- _What you will do_
A: Decide whether each statement agrees with the passage on DeFi Smart Accounts: (i) DSAs are created by regular Ethereum accounts; (ii) a spell can use functions from only one connector; (iii) Instapools are free to use. For each statement, answer yes or no and quote the words from the passage that decide it.
B: In the passage on DeFi Smart Accounts, which connectors does the spell that migrates debt from Maker to Compound use?
C: Rewrite the paragraph of the passage on DeFi Smart Accounts that begins "DSAs are powerful because" as a short list, keeping its main facts.

Screenshot 2020-03-15 at 6 41 46 PM

Let us review each of these in more detail:

1. DeFi Smart Accounts

DSAs are created by regular Ethereum accounts (or EOAs). Each Ethereum can create as many DeFi accounts as they want. DeFi accounts are fully trustless, so users can choose to withdraw their assets anytime to the owners.

DeFi accounts can compose and execute any number of actions from connectors in a single web3 transaction. Using only web3 calls, frontend developers will be able to string together the available actions in the connectors to create innovative new transactions.

For example, to build the protocol bridge function, the DSA will string together functions across the compound, maker and liquidity bridge connectors. We call these “spells”, and we will be elaborating on them in more detail.

To get started, the build function will be called, after which a DeFi smart account will be created belonging to the EOA. The developer can also help user build custom DSAs with one transaction, for example, create a DSA and deposit assets directly, or provide a 3rd party or bot with permissions to manage the assets for example.

2. Connectors

DSAs are powerful because they can easily be extended with connectors. Every new connector that is added is immediately usable by any developer building on top of DSAs. Connectors can either be base connectors to protocols, auth connectors, higher level connectors with more specific use cases like optimized lending, or connectors to native liquidity pools.

Let's review what these are, and then we will give an example of how they can be used to allow developers to build complex cross protocol transactions.

Types Of Connectors

Different types of connectors provide different set of capabilities towards DSAs. Each connector has a set of functions that can be executed by the DSA owner or managers (depending on authentication settings).

  1. Protocol connectors: Access key protocol functions directly.
  2. Auth connectors: Update permissions of the smart accounts.
  3. Use case specific connectors: Execute higher level use cases that cannot be done or expensive with stringing basic functions.
  4. Instapool connectors*: Access the native short term liquidity pool for features that require asset porting, or "flash loans" for example, porting debt positions, interest payment minimization or yield maximization.

* Instapools are free to use.

Casting Spells

Spells denotes a sequence of connector functions that will achieve a given use case. Spells can comprise of any number of functions across any number of connectors.

For example, to build the protocol bridge to migrate debt from Maker To Compound, the DSA will cast the following spell across the Instapool, Maker and Compound connectors.

  1. Instapool: Access liquidity
  2. Maker: Payback DAI
  3. Maker: Withdraw ETH
  4. Compound: deposit ETH
  5. Compound: borrow DAI
  6. Instapool: Return liquidity

Developers can trigger these spells from web2 code (or just the chrome console). They can also be called by a different account who has the right permissions delegated to them by the main account.

3. Authentication Modules

Users will be able to grant permissions to other accounts to serve specific functions on behalf of them. These functions includes, but is not limited to:

  • Guardians for account recovery
  • Co-owner for shared admin management
  • Managers for fund management, e.g. yield optimization
  • Bots for automation, e.g. vault saving

Because authentication modules can be granular to the level of connectors, access can be provided at multiple levels:

  • For the whole DeFi account
  • For specific sets of connectors
  • To achieve a very high level of authentication granularity - an developer can create a highly use case specific connector.

It is up to the developer to optimize for the right balance of trustlessness and power, and we believe that users will reward the developers who provide the most amount of value in a safe and secure manner.

Security And Transparency

To ensure maximum transparency and security, all of the user’s DSAs (and approved authentications will be visible Instadapp. We will also be providing helper smart contracts and SDKs to allow developers to easily see and verify the DSAs and corresponding authentications.

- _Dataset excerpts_
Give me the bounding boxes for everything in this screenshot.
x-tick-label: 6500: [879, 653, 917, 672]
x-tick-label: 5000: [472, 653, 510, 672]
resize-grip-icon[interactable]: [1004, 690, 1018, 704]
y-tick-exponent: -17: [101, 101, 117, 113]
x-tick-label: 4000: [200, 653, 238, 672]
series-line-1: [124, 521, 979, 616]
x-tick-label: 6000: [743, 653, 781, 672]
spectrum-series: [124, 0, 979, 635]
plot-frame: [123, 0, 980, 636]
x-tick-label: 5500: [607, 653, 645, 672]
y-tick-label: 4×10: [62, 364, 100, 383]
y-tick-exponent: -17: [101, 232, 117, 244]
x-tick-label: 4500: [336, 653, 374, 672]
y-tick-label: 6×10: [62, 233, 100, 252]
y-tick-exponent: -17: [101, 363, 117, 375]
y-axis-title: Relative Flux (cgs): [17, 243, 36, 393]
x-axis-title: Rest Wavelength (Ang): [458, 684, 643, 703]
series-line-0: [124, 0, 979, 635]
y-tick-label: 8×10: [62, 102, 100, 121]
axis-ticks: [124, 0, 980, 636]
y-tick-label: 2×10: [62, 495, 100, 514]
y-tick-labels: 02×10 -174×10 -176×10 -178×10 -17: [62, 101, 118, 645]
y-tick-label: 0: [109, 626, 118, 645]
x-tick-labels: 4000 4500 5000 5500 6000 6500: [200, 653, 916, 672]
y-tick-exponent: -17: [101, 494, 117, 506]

- _Response list_
A:
(i) Yes: "DSAs are created by regular Ethereum accounts (or EOAs)."
(ii) No: "Spells can comprise of any number of functions across any number of connectors."
(iii) Yes: "Instapools are free to use."

B: The Instapool, Maker and Compound connectors.

C:
- DSAs can easily be extended with connectors.
- Any developer building on top of DSAs can use a new connector as soon as it is added.
- Connectors can be:
  - base connectors to protocols
  - auth connectors
  - higher level connectors for more specific use cases, such as optimized lending
  - connectors to native liquidity pools